(begin)
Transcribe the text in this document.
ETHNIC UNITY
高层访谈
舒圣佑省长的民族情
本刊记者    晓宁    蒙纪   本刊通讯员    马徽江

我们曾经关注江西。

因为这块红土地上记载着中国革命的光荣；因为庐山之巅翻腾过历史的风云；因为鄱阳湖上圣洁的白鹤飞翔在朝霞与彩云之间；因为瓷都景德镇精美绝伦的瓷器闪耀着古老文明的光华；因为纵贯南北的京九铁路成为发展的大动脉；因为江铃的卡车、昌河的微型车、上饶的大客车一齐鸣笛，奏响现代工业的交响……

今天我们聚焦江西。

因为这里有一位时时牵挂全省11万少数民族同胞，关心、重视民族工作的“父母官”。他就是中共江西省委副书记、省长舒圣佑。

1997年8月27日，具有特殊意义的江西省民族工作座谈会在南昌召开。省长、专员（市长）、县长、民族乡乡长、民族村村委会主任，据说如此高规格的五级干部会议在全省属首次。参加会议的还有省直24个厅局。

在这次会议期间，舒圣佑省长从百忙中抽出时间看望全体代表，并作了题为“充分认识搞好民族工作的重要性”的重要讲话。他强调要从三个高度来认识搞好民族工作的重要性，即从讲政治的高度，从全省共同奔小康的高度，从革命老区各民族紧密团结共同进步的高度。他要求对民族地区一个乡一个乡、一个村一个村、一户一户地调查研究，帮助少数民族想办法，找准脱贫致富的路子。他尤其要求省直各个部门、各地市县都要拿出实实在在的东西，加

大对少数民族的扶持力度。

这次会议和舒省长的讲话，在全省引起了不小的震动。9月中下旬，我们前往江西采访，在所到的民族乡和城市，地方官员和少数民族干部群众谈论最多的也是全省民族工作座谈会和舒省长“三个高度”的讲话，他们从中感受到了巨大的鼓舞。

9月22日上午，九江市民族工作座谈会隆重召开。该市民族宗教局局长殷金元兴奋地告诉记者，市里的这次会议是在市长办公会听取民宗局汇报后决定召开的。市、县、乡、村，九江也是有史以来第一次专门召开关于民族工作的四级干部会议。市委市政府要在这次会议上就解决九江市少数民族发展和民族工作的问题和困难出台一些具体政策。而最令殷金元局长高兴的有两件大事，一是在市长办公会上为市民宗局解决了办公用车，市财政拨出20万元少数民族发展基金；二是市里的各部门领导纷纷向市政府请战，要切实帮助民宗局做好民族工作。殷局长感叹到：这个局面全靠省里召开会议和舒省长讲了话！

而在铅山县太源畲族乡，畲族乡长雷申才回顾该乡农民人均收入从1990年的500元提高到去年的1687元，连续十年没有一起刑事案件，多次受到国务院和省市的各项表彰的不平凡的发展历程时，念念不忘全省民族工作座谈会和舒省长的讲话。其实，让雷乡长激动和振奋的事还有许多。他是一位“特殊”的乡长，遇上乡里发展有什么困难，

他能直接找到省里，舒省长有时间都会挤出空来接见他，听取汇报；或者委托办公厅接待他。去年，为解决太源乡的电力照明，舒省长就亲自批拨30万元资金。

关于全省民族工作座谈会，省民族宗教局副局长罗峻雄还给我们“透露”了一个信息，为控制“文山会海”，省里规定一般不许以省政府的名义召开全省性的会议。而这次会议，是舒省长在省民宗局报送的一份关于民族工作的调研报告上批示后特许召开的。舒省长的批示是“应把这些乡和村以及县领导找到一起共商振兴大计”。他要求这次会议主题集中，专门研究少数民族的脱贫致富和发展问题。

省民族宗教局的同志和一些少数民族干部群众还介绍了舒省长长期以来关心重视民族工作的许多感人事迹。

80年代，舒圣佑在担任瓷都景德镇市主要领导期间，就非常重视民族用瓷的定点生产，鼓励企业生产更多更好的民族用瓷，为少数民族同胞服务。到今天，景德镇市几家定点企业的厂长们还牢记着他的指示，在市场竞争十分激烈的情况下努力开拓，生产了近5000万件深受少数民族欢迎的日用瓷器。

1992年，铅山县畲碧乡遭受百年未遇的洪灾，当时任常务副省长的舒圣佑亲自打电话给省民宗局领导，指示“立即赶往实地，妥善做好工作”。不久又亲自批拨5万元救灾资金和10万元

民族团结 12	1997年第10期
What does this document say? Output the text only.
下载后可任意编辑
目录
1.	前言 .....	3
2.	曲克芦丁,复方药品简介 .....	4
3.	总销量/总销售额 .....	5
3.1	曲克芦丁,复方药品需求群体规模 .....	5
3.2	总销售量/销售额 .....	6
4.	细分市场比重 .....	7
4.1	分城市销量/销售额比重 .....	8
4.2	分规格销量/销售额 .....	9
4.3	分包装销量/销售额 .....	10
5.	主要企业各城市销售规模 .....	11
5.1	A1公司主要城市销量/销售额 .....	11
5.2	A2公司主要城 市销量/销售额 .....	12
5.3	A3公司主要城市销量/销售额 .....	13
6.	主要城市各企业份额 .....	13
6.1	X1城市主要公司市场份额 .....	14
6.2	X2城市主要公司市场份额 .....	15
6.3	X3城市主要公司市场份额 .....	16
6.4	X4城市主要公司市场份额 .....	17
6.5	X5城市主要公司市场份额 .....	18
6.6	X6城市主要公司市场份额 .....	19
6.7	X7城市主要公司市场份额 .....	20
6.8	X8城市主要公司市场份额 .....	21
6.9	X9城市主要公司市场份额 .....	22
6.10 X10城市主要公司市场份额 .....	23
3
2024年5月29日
(end)
* Problem
Quote each line of the data above exactly as written.

* Task solution
Transcribe the text in this document.
ETHNIC UNITY
高层访谈
舒圣佑省长的民族情
本刊记者    晓宁    蒙纪   本刊通讯员    马徽江

我们曾经关注江西。

因为这块红土地上记载着中国革命的光荣；因为庐山之巅翻腾过历史的风云；因为鄱阳湖上圣洁的白鹤飞翔在朝霞与彩云之间；因为瓷都景德镇精美绝伦的瓷器闪耀着古老文明的光华；因为纵贯南北的京九铁路成为发展的大动脉；因为江铃的卡车、昌河的微型车、上饶的大客车一齐鸣笛，奏响现代工业的交响……

今天我们聚焦江西。

因为这里有一位时时牵挂全省11万少数民族同胞，关心、重视民族工作的“父母官”。他就是中共江西省委副书记、省长舒圣佑。

1997年8月27日，具有特殊意义的江西省民族工作座谈会在南昌召开。省长、专员（市长）、县长、民族乡乡长、民族村村委会主任，据说如此高规格的五级干部会议在全省属首次。参加会议的还有省直24个厅局。

在这次会议期间，舒圣佑省长从百忙中抽出时间看望全体代表，并作了题为“充分认识搞好民族工作的重要性”的重要讲话。他强调要从三个高度来认识搞好民族工作的重要性，即从讲政治的高度，从全省共同奔小康的高度，从革命老区各民族紧密团结共同进步的高度。他要求对民族地区一个乡一个乡、一个村一个村、一户一户地调查研究，帮助少数民族想办法，找准脱贫致富的路子。他尤其要求省直各个部门、各地市县都要拿出实实在在的东西，加

大对少数民族的扶持力度。

这次会议和舒省长的讲话，在全省引起了不小的震动。9月中下旬，我们前往江西采访，在所到的民族乡和城市，地方官员和少数民族干部群众谈论最多的也是全省民族工作座谈会和舒省长“三个高度”的讲话，他们从中感受到了巨大的鼓舞。

9月22日上午，九江市民族工作座谈会隆重召开。该市民族宗教局局长殷金元兴奋地告诉记者，市里的这次会议是在市长办公会听取民宗局汇报后决定召开的。市、县、乡、村，九江也是有史以来第一次专门召开关于民族工作的四级干部会议。市委市政府要在这次会议上就解决九江市少数民族发展和民族工作的问题和困难出台一些具体政策。而最令殷金元局长高兴的有两件大事，一是在市长办公会上为市民宗局解决了办公用车，市财政拨出20万元少数民族发展基金；二是市里的各部门领导纷纷向市政府请战，要切实帮助民宗局做好民族工作。殷局长感叹到：这个局面全靠省里召开会议和舒省长讲了话！

而在铅山县太源畲族乡，畲族乡长雷申才回顾该乡农民人均收入从1990年的500元提高到去年的1687元，连续十年没有一起刑事案件，多次受到国务院和省市的各项表彰的不平凡的发展历程时，念念不忘全省民族工作座谈会和舒省长的讲话。其实，让雷乡长激动和振奋的事还有许多。他是一位“特殊”的乡长，遇上乡里发展有什么困难，

他能直接找到省里，舒省长有时间都会挤出空来接见他，听取汇报；或者委托办公厅接待他。去年，为解决太源乡的电力照明，舒省长就亲自批拨30万元资金。

关于全省民族工作座谈会，省民族宗教局副局长罗峻雄还给我们“透露”了一个信息，为控制“文山会海”，省里规定一般不许以省政府的名义召开全省性的会议。而这次会议，是舒省长在省民宗局报送的一份关于民族工作的调研报告上批示后特许召开的。舒省长的批示是“应把这些乡和村以及县领导找到一起共商振兴大计”。他要求这次会议主题集中，专门研究少数民族的脱贫致富和发展问题。

省民族宗教局的同志和一些少数民族干部群众还介绍了舒省长长期以来关心重视民族工作的许多感人事迹。

80年代，舒圣佑在担任瓷都景德镇市主要领导期间，就非常重视民族用瓷的定点生产，鼓励企业生产更多更好的民族用瓷，为少数民族同胞服务。到今天，景德镇市几家定点企业的厂长们还牢记着他的指示，在市场竞争十分激烈的情况下努力开拓，生产了近5000万件深受少数民族欢迎的日用瓷器。

1992年，铅山县畲碧乡遭受百年未遇的洪灾，当时任常务副省长的舒圣佑亲自打电话给省民宗局领导，指示“立即赶往实地，妥善做好工作”。不久又亲自批拨5万元救灾资金和10万元

民族团结 12	1997年第10期
What does this document say? Output the text only.
下载后可任意编辑
目录
1.	前言 .....	3
2.	曲克芦丁,复方药品简介 .....	4
3.	总销量/总销售额 .....	5
3.1	曲克芦丁,复方药品需求群体规模 .....	5
3.2	总销售量/销售额 .....	6
4.	细分市场比重 .....	7
4.1	分城市销量/销售额比重 .....	8
4.2	分规格销量/销售额 .....	9
4.3	分包装销量/销售额 .....	10
5.	主要企业各城市销售规模 .....	11
5.1	A1公司主要城市销量/销售额 .....	11
5.2	A2公司主要城 市销量/销售额 .....	12
5.3	A3公司主要城市销量/销售额 .....	13
6.	主要城市各企业份额 .....	13
6.1	X1城市主要公司市场份额 .....	14
6.2	X2城市主要公司市场份额 .....	15
6.3	X3城市主要公司市场份额 .....	16
6.4	X4城市主要公司市场份额 .....	17
6.5	X5城市主要公司市场份额 .....	18
6.6	X6城市主要公司市场份额 .....	19
6.7	X7城市主要公司市场份额 .....	20
6.8	X8城市主要公司市场份额 .....	21
6.9	X9城市主要公司市场份额 .....	22
6.10 X10城市主要公司市场份额 .....	23
3
2024年5月29日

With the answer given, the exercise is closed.